*PROBLEM STATEMENT:*
From the data below, return each line in which the string "patients" is found.

*** INPUT RECORDS Section Begins ***

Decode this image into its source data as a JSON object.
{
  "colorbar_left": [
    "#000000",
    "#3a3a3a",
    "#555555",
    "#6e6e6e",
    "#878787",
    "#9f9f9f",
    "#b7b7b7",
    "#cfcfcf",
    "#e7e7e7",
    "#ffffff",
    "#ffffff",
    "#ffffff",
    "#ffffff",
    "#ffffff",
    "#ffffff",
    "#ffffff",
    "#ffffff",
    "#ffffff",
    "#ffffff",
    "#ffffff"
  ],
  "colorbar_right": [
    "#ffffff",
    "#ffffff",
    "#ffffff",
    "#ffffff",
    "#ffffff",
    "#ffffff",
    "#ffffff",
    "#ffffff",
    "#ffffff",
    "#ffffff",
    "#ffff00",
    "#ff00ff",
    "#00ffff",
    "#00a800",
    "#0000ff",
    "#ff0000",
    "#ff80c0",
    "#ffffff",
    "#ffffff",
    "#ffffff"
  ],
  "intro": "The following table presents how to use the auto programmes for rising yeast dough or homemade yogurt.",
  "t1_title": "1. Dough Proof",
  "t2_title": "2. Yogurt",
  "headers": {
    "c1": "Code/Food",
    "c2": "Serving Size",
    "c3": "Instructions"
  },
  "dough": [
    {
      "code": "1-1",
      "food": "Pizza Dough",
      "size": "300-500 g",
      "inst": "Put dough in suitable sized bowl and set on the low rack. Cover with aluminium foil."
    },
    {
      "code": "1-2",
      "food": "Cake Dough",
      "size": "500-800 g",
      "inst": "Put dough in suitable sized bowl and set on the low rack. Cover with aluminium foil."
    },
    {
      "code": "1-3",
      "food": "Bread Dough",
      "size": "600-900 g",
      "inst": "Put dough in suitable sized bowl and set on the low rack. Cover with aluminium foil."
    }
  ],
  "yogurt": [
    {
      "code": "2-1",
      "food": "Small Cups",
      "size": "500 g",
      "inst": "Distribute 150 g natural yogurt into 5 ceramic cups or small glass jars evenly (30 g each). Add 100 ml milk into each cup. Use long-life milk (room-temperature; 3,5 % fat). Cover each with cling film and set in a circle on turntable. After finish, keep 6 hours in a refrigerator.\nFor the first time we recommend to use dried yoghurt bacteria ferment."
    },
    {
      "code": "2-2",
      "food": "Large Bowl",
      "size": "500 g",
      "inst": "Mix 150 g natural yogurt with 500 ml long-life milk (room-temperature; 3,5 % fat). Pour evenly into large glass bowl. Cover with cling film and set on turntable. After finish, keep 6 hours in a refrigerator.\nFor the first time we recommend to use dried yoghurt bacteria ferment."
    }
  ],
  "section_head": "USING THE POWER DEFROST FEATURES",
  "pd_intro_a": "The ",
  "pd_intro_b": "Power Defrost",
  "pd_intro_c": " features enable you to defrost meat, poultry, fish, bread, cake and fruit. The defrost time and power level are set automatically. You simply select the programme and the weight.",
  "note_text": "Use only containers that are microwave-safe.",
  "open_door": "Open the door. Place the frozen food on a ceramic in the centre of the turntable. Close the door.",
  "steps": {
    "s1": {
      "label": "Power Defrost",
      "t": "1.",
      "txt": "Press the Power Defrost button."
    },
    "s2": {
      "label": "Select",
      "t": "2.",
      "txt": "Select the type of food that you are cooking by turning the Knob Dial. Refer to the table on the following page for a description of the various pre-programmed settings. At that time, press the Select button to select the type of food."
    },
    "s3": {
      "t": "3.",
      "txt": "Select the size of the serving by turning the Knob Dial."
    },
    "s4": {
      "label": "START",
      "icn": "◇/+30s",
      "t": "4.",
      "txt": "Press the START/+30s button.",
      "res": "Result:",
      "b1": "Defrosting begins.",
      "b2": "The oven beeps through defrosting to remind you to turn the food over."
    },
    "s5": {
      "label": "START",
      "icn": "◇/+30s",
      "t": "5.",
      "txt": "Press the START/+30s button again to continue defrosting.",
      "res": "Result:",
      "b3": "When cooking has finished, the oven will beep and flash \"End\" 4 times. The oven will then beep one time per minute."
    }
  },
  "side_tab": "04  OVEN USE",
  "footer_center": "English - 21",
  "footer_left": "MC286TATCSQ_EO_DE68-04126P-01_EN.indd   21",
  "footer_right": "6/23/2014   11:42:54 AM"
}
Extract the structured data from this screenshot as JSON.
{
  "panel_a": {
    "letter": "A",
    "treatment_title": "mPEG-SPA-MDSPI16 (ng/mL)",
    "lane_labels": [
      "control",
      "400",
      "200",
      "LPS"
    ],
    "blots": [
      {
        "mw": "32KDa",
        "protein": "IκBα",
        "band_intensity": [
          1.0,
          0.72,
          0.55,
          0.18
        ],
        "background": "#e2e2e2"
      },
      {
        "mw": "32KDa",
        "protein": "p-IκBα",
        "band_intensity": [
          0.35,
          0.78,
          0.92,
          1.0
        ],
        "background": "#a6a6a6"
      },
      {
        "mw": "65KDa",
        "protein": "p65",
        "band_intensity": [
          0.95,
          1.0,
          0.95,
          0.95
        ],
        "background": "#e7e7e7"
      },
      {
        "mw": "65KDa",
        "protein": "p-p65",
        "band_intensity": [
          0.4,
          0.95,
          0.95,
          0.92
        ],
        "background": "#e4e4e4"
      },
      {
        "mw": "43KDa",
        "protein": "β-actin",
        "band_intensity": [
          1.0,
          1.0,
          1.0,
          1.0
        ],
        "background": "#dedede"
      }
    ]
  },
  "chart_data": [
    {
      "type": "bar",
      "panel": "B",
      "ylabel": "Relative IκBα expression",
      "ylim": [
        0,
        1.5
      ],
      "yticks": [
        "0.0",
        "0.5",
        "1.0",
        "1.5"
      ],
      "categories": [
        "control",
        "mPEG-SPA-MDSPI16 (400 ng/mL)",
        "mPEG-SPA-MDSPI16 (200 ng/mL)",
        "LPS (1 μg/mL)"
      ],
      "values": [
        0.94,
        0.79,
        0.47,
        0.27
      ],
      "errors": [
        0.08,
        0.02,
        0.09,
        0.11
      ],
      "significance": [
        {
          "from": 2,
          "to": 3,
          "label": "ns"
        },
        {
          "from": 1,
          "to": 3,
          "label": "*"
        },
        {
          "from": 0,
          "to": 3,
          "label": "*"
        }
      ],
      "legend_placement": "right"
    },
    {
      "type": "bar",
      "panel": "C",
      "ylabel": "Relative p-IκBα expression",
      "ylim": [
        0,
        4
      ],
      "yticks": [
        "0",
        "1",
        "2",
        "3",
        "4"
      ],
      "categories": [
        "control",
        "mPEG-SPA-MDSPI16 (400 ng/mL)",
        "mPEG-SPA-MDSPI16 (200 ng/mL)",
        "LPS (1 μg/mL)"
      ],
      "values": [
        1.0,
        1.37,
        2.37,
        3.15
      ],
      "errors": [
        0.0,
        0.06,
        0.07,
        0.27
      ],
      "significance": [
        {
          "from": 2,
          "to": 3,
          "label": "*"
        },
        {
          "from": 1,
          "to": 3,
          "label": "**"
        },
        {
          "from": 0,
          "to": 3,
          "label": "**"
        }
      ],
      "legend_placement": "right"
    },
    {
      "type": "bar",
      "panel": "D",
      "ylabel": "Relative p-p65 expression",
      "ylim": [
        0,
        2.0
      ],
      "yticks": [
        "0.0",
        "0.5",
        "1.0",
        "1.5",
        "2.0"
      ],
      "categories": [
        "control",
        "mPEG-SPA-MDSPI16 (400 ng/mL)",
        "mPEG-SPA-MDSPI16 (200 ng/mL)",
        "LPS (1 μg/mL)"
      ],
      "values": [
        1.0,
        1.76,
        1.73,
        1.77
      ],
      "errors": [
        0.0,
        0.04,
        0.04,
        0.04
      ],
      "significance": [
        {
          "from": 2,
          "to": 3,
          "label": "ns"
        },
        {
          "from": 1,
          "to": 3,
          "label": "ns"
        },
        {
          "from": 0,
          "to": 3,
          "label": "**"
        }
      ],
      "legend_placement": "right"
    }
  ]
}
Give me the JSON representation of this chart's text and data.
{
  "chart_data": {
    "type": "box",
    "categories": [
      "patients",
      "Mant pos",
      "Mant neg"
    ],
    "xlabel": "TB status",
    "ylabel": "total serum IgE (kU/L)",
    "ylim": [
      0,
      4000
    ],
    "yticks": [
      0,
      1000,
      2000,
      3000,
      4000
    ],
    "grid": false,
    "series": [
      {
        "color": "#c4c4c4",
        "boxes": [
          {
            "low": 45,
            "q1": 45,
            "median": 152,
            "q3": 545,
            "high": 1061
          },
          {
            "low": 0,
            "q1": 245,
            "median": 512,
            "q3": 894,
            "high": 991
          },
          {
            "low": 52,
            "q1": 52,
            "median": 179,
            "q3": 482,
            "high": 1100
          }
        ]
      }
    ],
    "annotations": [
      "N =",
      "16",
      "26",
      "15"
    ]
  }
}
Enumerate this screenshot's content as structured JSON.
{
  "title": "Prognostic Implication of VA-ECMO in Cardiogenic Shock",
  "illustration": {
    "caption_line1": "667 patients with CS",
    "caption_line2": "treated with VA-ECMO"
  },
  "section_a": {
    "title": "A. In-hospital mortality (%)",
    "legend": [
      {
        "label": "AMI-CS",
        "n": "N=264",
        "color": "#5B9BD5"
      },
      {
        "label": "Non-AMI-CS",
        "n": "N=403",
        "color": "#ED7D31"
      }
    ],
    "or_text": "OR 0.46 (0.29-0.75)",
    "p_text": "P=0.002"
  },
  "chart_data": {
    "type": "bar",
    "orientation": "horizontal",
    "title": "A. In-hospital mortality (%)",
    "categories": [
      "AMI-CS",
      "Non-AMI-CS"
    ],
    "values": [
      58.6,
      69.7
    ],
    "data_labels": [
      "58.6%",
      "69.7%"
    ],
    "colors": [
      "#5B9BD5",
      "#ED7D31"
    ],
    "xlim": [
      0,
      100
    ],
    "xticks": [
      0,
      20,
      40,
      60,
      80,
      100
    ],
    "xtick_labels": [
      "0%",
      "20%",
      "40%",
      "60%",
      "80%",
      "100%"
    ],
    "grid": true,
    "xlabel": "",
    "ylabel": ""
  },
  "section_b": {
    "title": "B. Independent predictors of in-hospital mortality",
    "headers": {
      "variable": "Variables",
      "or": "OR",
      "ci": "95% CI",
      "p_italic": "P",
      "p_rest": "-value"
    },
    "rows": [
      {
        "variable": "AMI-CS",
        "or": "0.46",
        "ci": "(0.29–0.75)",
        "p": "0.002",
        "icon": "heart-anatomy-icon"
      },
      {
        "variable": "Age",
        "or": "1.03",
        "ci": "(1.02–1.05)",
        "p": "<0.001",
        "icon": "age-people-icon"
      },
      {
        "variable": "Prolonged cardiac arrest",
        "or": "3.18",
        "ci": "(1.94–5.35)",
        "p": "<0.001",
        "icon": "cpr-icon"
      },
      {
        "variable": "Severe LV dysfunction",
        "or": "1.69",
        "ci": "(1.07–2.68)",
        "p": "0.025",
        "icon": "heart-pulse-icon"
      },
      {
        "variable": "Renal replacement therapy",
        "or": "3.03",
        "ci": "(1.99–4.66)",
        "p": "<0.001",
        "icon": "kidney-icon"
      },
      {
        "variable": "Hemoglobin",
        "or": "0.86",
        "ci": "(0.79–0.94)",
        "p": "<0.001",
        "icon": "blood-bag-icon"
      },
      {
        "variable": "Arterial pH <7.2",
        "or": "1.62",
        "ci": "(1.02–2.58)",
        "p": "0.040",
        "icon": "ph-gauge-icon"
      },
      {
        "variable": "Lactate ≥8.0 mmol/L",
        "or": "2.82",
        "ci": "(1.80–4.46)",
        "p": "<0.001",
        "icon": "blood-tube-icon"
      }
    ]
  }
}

*** INPUT RECORDS Section Ends ***

*ANSWER TO THIS EXERCISE:*
      "patients",
    "caption_line1": "667 patients with CS",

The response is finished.